■ WHAT YOU ARE ASKED TO DO
Each line of the material below should be reproduced exactly.

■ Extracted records
--- --- ---
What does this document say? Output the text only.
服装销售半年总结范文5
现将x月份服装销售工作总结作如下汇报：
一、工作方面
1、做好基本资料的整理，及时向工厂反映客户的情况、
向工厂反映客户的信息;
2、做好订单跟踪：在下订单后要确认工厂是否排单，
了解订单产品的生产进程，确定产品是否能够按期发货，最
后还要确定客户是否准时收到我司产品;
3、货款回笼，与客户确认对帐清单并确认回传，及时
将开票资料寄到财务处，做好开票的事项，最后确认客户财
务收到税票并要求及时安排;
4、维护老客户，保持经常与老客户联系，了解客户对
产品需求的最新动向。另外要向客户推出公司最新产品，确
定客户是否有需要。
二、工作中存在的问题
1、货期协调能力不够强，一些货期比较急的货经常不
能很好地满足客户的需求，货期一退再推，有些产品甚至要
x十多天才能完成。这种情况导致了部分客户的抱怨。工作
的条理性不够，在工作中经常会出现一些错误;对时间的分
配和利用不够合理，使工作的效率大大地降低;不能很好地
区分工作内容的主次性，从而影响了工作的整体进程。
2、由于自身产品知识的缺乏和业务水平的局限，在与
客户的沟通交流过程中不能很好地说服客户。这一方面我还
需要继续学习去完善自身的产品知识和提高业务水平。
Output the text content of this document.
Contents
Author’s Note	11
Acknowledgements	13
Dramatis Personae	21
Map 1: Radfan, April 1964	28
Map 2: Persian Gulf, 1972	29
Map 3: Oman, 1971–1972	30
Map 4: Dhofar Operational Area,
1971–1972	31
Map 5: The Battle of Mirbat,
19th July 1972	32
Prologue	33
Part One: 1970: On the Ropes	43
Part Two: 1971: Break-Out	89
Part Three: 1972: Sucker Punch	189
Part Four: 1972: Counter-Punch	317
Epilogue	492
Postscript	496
--- --- ---
■ RESULT FOR THIS EXERCISE
What does this document say? Output the text only.
服装销售半年总结范文5
现将x月份服装销售工作总结作如下汇报：
一、工作方面
1、做好基本资料的整理，及时向工厂反映客户的情况、
向工厂反映客户的信息;
2、做好订单跟踪：在下订单后要确认工厂是否排单，
了解订单产品的生产进程，确定产品是否能够按期发货，最
后还要确定客户是否准时收到我司产品;
3、货款回笼，与客户确认对帐清单并确认回传，及时
将开票资料寄到财务处，做好开票的事项，最后确认客户财
务收到税票并要求及时安排;
4、维护老客户，保持经常与老客户联系，了解客户对
产品需求的最新动向。另外要向客户推出公司最新产品，确
定客户是否有需要。
二、工作中存在的问题
1、货期协调能力不够强，一些货期比较急的货经常不
能很好地满足客户的需求，货期一退再推，有些产品甚至要
x十多天才能完成。这种情况导致了部分客户的抱怨。工作
的条理性不够，在工作中经常会出现一些错误;对时间的分
配和利用不够合理，使工作的效率大大地降低;不能很好地
区分工作内容的主次性，从而影响了工作的整体进程。
2、由于自身产品知识的缺乏和业务水平的局限，在与
客户的沟通交流过程中不能很好地说服客户。这一方面我还
需要继续学习去完善自身的产品知识和提高业务水平。
Output the text content of this document.
Contents
Author’s Note	11
Acknowledgements	13
Dramatis Personae	21
Map 1: Radfan, April 1964	28
Map 2: Persian Gulf, 1972	29
Map 3: Oman, 1971–1972	30
Map 4: Dhofar Operational Area,
1971–1972	31
Map 5: The Battle of Mirbat,
19th July 1972	32
Prologue	33
Part One: 1970: On the Ropes	43
Part Two: 1971: Break-Out	89
Part Three: 1972: Sucker Punch	189
Part Four: 1972: Counter-Punch	317
Epilogue	492
Postscript	496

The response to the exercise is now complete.